DIRECTION:
Copy out all the records exactly.

SUPPLIED RECORDS:
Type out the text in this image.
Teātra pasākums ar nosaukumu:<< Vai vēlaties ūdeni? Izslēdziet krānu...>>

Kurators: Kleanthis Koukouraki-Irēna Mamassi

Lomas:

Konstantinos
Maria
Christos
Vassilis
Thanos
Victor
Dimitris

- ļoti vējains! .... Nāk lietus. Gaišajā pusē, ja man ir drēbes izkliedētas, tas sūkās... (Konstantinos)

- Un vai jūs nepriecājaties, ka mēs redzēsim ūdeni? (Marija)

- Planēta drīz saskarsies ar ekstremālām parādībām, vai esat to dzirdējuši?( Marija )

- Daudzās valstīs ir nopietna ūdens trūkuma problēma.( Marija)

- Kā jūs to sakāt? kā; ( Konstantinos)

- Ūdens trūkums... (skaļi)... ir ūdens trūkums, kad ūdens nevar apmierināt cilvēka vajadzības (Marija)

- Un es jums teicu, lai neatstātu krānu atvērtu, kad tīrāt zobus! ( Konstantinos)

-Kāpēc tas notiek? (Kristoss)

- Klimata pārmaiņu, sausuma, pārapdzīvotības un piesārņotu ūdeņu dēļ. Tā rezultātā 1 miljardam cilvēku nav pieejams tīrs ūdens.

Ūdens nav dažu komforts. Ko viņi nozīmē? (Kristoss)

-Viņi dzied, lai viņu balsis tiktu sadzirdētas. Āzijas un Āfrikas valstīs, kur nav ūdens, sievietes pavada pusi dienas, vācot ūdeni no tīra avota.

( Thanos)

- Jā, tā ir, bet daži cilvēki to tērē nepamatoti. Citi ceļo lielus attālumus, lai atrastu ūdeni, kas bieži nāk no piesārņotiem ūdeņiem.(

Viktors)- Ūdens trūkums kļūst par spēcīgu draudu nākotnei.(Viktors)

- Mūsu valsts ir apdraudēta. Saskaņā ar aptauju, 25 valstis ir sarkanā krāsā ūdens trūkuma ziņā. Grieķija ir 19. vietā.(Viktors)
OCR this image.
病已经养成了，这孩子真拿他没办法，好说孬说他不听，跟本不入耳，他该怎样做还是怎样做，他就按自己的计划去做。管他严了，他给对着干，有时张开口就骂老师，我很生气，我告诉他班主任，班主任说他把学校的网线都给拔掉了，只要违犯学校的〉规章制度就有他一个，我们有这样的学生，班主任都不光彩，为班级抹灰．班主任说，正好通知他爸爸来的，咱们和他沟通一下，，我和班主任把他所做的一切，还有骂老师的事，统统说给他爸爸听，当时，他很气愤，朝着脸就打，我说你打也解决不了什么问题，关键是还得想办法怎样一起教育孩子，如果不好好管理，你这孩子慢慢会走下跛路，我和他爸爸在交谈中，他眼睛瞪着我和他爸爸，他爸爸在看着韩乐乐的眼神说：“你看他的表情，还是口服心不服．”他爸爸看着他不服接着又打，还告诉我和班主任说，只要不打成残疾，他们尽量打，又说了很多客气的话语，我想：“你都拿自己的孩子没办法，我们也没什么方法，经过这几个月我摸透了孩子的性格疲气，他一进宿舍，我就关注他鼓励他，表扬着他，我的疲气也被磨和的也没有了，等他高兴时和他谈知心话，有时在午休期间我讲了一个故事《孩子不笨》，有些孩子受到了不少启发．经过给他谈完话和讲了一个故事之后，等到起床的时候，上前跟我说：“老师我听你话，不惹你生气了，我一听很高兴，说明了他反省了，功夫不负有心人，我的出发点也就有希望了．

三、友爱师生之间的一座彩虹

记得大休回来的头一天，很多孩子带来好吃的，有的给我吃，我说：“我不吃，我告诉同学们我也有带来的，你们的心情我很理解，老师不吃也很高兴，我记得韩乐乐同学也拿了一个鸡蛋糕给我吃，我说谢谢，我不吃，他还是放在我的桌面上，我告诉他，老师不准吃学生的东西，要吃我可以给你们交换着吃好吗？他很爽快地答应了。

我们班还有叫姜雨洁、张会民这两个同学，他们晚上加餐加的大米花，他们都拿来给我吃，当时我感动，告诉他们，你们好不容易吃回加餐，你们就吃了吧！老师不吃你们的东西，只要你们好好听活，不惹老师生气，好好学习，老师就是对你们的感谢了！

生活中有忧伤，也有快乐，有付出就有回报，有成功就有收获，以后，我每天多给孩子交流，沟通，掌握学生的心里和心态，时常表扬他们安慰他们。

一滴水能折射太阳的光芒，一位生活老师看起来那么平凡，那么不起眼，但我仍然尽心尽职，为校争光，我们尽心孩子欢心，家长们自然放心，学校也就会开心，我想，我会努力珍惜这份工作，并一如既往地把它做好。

TASK RESPONSE:
Type out the text in this image.
Teātra pasākums ar nosaukumu:<< Vai vēlaties ūdeni? Izslēdziet krānu...>>

Kurators: Kleanthis Koukouraki-Irēna Mamassi

Lomas:

Konstantinos
Maria
Christos
Vassilis
Thanos
Victor
Dimitris

- ļoti vējains! .... Nāk lietus. Gaišajā pusē, ja man ir drēbes izkliedētas, tas sūkās... (Konstantinos)

- Un vai jūs nepriecājaties, ka mēs redzēsim ūdeni? (Marija)

- Planēta drīz saskarsies ar ekstremālām parādībām, vai esat to dzirdējuši?( Marija )

- Daudzās valstīs ir nopietna ūdens trūkuma problēma.( Marija)

- Kā jūs to sakāt? kā; ( Konstantinos)

- Ūdens trūkums... (skaļi)... ir ūdens trūkums, kad ūdens nevar apmierināt cilvēka vajadzības (Marija)

- Un es jums teicu, lai neatstātu krānu atvērtu, kad tīrāt zobus! ( Konstantinos)

-Kāpēc tas notiek? (Kristoss)

- Klimata pārmaiņu, sausuma, pārapdzīvotības un piesārņotu ūdeņu dēļ. Tā rezultātā 1 miljardam cilvēku nav pieejams tīrs ūdens.

Ūdens nav dažu komforts. Ko viņi nozīmē? (Kristoss)

-Viņi dzied, lai viņu balsis tiktu sadzirdētas. Āzijas un Āfrikas valstīs, kur nav ūdens, sievietes pavada pusi dienas, vācot ūdeni no tīra avota.

( Thanos)

- Jā, tā ir, bet daži cilvēki to tērē nepamatoti. Citi ceļo lielus attālumus, lai atrastu ūdeni, kas bieži nāk no piesārņotiem ūdeņiem.(

Viktors)- Ūdens trūkums kļūst par spēcīgu draudu nākotnei.(Viktors)

- Mūsu valsts ir apdraudēta. Saskaņā ar aptauju, 25 valstis ir sarkanā krāsā ūdens trūkuma ziņā. Grieķija ir 19. vietā.(Viktors)
OCR this image.
病已经养成了，这孩子真拿他没办法，好说孬说他不听，跟本不入耳，他该怎样做还是怎样做，他就按自己的计划去做。管他严了，他给对着干，有时张开口就骂老师，我很生气，我告诉他班主任，班主任说他把学校的网线都给拔掉了，只要违犯学校的〉规章制度就有他一个，我们有这样的学生，班主任都不光彩，为班级抹灰．班主任说，正好通知他爸爸来的，咱们和他沟通一下，，我和班主任把他所做的一切，还有骂老师的事，统统说给他爸爸听，当时，他很气愤，朝着脸就打，我说你打也解决不了什么问题，关键是还得想办法怎样一起教育孩子，如果不好好管理，你这孩子慢慢会走下跛路，我和他爸爸在交谈中，他眼睛瞪着我和他爸爸，他爸爸在看着韩乐乐的眼神说：“你看他的表情，还是口服心不服．”他爸爸看着他不服接着又打，还告诉我和班主任说，只要不打成残疾，他们尽量打，又说了很多客气的话语，我想：“你都拿自己的孩子没办法，我们也没什么方法，经过这几个月我摸透了孩子的性格疲气，他一进宿舍，我就关注他鼓励他，表扬着他，我的疲气也被磨和的也没有了，等他高兴时和他谈知心话，有时在午休期间我讲了一个故事《孩子不笨》，有些孩子受到了不少启发．经过给他谈完话和讲了一个故事之后，等到起床的时候，上前跟我说：“老师我听你话，不惹你生气了，我一听很高兴，说明了他反省了，功夫不负有心人，我的出发点也就有希望了．

三、友爱师生之间的一座彩虹

记得大休回来的头一天，很多孩子带来好吃的，有的给我吃，我说：“我不吃，我告诉同学们我也有带来的，你们的心情我很理解，老师不吃也很高兴，我记得韩乐乐同学也拿了一个鸡蛋糕给我吃，我说谢谢，我不吃，他还是放在我的桌面上，我告诉他，老师不准吃学生的东西，要吃我可以给你们交换着吃好吗？他很爽快地答应了。

我们班还有叫姜雨洁、张会民这两个同学，他们晚上加餐加的大米花，他们都拿来给我吃，当时我感动，告诉他们，你们好不容易吃回加餐，你们就吃了吧！老师不吃你们的东西，只要你们好好听活，不惹老师生气，好好学习，老师就是对你们的感谢了！

生活中有忧伤，也有快乐，有付出就有回报，有成功就有收获，以后，我每天多给孩子交流，沟通，掌握学生的心里和心态，时常表扬他们安慰他们。

一滴水能折射太阳的光芒，一位生活老师看起来那么平凡，那么不起眼，但我仍然尽心尽职，为校争光，我们尽心孩子欢心，家长们自然放心，学校也就会开心，我想，我会努力珍惜这份工作，并一如既往地把它做好。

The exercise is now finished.